Problems and tasks:
**a.** In the article on VAT exemptions, how many businesses ended up registering for VAT in New Zealand, and how many had been projected?
**b.** Translate this sentence from the article on VAT exemptions into Spanish: "A contributing factor is because there is a bias among businesses to do business with VAT-registered firms so they can reclaim VAT credits, said Brash."
**c.** Continue the news article on VAT exemptions from where it stops.

Document:
╔══
'Exponential' business costs increase from VAT exemptions

Mon, Apr 28th 2014, 09:18 AM

Putting forward a position that supports the view of major grocery retailers in the country, John Shewan and Don Brash, value-added tax (VAT) consultants from New Zealand, have come out strongly against exempting breadbasket food items from VAT, suggesting it could increase compliance costs "exponentially".
Supporting the position of members of the Retail Grocers Association, who have expressed major concerns about the impact on their businesses of having to make certain products they sell "VAT exempt", Shewan and Brash said they will advise the government not to pursue this approach, explaining that there are more effective ways to mitigate the impact of VAT on the poor.
In a meeting with the press on Friday afternoon, the consultants explained that in their view, the evidence shows being a business that is considered VAT exempt is the "worst" position to be in. They added that in New Zealand, many more businesses - 180,000 rather than the 120,000 projected - ended up registering to be VAT registrants. A contributing factor is because there is a bias among businesses to do business with VAT-registered firms so they can reclaim VAT credits, said Brash.
╚══
Given entries:
╔══
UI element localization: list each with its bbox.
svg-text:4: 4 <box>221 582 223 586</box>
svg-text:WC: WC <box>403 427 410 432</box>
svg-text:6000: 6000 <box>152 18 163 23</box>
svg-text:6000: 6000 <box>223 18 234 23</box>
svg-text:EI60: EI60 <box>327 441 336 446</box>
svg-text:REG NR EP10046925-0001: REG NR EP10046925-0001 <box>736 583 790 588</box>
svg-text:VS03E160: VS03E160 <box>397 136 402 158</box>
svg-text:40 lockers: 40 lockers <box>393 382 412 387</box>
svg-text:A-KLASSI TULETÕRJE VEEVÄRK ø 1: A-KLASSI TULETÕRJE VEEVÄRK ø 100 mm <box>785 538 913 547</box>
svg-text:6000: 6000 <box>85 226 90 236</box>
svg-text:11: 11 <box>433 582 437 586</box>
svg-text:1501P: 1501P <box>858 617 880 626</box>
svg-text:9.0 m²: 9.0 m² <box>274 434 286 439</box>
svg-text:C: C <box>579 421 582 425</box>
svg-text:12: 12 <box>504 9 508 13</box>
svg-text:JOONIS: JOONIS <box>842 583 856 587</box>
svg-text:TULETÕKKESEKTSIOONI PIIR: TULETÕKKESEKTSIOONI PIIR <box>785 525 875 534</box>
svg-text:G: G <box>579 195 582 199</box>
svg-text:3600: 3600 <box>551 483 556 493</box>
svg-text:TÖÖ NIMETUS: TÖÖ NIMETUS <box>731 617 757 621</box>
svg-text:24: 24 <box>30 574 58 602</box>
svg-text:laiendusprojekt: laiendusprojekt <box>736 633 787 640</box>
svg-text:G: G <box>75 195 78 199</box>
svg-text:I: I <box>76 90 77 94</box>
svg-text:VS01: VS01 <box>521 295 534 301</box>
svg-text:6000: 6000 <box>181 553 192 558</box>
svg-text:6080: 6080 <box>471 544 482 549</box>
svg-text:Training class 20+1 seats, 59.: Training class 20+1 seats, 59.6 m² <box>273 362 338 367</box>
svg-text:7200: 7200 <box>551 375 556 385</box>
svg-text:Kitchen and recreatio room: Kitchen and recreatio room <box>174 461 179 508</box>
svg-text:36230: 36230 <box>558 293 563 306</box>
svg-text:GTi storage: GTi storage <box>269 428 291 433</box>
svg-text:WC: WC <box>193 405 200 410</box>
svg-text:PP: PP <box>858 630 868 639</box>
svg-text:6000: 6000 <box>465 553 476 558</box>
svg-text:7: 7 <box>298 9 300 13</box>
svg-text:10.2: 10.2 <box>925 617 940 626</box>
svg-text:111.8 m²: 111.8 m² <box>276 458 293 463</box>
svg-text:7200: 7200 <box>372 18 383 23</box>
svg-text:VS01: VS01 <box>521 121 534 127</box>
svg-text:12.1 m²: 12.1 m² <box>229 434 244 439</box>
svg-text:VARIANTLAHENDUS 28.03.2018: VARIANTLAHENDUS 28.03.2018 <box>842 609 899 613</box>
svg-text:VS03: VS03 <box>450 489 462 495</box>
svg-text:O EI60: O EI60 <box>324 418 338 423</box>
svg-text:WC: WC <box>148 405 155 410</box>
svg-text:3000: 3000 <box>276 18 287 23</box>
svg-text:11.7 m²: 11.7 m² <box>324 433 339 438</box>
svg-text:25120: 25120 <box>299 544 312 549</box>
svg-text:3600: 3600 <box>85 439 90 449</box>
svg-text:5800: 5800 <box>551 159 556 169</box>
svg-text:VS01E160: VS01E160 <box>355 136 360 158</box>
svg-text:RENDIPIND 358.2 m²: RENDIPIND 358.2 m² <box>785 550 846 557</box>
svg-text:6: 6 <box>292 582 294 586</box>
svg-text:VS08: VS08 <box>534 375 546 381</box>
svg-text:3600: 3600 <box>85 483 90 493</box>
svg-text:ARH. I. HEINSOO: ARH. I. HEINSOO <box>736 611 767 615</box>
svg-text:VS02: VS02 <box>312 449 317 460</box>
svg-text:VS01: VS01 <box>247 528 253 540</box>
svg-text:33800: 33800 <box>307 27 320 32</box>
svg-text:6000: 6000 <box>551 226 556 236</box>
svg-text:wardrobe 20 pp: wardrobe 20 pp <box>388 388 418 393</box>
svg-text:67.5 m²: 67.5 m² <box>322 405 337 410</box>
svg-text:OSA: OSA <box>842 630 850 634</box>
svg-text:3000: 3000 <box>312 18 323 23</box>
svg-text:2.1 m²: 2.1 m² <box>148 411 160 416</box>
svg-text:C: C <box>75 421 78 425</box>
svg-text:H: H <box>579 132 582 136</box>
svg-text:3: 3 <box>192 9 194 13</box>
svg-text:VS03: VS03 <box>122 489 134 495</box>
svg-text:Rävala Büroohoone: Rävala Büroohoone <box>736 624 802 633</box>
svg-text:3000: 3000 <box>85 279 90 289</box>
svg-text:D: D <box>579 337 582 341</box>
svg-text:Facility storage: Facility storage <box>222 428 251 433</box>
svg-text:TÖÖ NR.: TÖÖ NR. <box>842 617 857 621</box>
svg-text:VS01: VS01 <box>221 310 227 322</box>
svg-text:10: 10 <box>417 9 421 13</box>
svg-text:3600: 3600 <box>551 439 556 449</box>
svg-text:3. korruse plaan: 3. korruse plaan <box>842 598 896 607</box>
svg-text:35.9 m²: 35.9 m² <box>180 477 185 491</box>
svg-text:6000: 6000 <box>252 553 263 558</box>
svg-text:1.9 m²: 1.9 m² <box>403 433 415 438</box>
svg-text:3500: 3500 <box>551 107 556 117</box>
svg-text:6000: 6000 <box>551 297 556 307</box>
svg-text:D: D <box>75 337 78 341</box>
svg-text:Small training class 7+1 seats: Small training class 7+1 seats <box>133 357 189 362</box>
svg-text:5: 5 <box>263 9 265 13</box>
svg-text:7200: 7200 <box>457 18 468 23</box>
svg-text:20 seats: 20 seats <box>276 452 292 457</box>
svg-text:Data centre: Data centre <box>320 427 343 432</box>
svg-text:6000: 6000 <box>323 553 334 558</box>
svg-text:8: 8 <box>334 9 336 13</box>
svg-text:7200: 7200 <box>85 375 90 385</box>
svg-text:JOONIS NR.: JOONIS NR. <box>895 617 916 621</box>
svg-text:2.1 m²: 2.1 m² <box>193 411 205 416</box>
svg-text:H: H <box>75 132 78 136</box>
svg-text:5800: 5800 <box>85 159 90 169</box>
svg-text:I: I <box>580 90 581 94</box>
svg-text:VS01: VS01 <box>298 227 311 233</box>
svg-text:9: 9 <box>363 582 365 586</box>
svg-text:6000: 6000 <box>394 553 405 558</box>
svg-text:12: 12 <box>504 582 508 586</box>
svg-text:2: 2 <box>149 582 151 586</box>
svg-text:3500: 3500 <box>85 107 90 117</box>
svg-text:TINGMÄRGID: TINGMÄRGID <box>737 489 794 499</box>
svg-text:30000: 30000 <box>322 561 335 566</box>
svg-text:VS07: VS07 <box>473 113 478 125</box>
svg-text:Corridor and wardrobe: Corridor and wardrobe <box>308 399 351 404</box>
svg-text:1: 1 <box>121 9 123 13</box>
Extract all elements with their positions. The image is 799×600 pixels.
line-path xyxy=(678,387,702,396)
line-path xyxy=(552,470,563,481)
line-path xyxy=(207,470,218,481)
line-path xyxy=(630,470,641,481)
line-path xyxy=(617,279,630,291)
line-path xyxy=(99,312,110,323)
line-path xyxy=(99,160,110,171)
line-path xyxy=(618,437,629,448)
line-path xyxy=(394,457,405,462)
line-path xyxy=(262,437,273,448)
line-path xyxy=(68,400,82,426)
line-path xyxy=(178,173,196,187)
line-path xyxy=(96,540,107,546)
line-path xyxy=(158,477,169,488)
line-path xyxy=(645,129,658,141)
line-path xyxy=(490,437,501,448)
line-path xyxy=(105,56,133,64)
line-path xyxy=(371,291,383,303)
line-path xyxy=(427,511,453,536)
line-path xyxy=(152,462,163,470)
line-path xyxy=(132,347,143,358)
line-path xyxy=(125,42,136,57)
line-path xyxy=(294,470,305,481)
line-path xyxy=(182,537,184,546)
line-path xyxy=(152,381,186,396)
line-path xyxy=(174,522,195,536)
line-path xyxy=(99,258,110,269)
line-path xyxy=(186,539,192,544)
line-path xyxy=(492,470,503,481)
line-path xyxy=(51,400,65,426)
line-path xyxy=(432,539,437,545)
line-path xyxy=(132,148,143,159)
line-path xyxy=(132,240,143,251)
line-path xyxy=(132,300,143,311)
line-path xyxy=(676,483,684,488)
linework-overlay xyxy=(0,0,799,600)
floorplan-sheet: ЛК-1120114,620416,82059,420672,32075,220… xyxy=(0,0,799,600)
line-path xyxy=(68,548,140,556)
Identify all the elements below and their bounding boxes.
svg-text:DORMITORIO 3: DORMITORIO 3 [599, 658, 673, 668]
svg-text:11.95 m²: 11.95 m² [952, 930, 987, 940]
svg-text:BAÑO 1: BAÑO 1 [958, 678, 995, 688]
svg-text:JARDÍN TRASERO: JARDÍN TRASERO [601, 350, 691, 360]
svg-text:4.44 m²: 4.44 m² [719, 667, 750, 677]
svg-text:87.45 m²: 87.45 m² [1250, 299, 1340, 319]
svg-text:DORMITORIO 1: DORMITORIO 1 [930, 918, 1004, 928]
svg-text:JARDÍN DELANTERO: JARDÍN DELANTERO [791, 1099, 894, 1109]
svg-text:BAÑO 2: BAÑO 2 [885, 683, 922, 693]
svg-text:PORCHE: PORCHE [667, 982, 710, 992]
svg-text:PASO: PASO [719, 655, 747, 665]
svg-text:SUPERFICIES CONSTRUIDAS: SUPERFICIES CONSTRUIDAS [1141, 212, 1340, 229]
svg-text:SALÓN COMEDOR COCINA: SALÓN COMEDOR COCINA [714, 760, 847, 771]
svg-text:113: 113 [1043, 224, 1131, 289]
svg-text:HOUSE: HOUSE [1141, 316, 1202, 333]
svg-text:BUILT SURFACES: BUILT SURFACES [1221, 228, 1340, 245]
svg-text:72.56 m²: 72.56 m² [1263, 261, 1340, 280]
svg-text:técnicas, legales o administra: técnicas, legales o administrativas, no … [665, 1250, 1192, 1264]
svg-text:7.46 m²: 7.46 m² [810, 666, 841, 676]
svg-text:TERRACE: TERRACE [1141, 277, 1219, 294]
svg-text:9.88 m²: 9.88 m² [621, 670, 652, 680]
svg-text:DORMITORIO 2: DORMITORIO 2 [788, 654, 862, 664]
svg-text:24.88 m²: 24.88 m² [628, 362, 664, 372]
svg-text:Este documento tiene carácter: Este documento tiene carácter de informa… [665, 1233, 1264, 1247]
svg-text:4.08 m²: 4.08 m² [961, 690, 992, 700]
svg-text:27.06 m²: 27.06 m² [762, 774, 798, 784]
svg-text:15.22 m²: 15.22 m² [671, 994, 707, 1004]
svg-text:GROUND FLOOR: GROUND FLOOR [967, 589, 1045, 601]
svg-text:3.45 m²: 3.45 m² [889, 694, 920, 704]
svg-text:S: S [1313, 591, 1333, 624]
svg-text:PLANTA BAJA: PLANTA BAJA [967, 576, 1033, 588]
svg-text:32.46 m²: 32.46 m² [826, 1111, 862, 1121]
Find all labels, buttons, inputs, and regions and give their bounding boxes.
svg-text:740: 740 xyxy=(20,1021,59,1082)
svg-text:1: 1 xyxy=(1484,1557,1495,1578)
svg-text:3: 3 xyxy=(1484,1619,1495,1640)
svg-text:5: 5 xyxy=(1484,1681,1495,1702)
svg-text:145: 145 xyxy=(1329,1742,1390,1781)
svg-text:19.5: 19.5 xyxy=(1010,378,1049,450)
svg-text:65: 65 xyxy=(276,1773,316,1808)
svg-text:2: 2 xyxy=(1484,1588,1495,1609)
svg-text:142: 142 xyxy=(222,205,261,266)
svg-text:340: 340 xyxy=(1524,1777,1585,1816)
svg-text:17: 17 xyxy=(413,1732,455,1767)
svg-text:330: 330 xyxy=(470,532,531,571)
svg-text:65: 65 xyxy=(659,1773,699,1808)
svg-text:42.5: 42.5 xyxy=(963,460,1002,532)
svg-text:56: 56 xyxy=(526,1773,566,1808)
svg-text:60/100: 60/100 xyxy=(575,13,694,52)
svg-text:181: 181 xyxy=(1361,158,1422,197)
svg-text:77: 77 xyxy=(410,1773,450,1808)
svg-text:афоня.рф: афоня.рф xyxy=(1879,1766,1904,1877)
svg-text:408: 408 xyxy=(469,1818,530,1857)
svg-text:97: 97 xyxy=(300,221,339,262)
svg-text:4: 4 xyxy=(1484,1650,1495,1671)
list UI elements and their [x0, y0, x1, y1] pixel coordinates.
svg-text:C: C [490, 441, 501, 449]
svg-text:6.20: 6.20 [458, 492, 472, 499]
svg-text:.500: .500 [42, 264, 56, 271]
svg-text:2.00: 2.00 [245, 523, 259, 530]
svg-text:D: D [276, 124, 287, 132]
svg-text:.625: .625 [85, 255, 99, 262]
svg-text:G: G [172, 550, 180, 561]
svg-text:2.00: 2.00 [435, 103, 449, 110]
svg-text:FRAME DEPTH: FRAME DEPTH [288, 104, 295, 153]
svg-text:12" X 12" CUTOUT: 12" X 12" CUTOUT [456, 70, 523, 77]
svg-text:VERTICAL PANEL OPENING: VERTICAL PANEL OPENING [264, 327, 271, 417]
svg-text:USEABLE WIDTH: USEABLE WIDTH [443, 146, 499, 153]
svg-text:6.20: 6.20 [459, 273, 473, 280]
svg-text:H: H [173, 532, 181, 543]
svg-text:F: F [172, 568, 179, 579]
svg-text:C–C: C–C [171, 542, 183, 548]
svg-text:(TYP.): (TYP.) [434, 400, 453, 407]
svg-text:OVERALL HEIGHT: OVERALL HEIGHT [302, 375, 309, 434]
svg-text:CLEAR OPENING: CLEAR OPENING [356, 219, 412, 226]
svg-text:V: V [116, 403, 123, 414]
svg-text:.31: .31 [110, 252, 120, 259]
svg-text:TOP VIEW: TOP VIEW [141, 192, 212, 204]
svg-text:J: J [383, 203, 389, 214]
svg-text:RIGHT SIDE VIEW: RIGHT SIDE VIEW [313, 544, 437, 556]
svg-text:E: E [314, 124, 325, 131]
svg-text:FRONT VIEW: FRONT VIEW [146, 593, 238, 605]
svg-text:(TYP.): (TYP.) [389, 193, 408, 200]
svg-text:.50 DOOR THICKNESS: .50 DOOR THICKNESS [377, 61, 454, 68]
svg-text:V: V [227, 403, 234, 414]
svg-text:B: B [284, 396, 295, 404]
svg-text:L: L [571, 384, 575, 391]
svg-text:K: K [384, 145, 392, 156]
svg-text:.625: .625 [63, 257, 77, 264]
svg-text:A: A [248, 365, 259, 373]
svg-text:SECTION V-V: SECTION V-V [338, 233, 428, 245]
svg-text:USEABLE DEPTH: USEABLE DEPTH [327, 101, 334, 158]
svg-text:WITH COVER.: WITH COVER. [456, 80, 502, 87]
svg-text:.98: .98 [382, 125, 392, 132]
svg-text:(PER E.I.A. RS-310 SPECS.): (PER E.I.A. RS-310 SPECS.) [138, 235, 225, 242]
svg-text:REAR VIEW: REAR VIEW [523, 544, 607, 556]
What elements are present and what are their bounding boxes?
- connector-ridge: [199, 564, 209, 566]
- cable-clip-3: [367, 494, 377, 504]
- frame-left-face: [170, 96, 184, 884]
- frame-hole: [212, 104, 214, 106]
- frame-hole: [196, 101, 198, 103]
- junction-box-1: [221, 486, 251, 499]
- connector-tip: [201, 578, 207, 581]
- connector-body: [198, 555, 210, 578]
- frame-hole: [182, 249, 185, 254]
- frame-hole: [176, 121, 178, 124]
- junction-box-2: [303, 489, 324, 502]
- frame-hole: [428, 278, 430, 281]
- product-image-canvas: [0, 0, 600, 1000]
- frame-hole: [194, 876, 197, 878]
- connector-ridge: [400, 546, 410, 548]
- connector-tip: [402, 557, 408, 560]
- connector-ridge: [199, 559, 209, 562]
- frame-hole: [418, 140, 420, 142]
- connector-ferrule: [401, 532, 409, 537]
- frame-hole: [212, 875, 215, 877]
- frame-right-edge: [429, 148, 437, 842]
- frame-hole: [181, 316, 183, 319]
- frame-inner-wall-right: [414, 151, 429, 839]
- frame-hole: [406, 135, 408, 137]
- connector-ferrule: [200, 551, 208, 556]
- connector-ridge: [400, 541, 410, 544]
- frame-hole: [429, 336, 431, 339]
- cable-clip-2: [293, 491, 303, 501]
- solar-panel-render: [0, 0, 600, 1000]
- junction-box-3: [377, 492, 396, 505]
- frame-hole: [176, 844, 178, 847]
╚══
Task responses:
**a.** 180,000 businesses registered, rather than the 120,000 projected.

**b.** Un factor que contribuye es que existe un sesgo entre las empresas a favor de hacer negocios con firmas registradas en el IVA para poder recuperar los créditos del IVA, dijo Brash.

**c.**
Shewan and Brash were both leaders in New Zealand's efforts to implement a VAT system almost 30 years ago. Expressing their enthusiasm for VAT in the context of New Zealand, they said one of the reasons it has been considered simple and efficient is because compliance costs are low. This is because everything is taxed at the same rate and there are virtually no exemptions, other than financial services and rent.
"It's no surprise that the New Zealand VAT system has been heralded as being the best in the world. The reason for that is because of the adherence to a very firm principle that if you want the tax to be at the lowest rate possible and the simplest as possible for both the public and the business community, you need the widest base possible," said Shewan.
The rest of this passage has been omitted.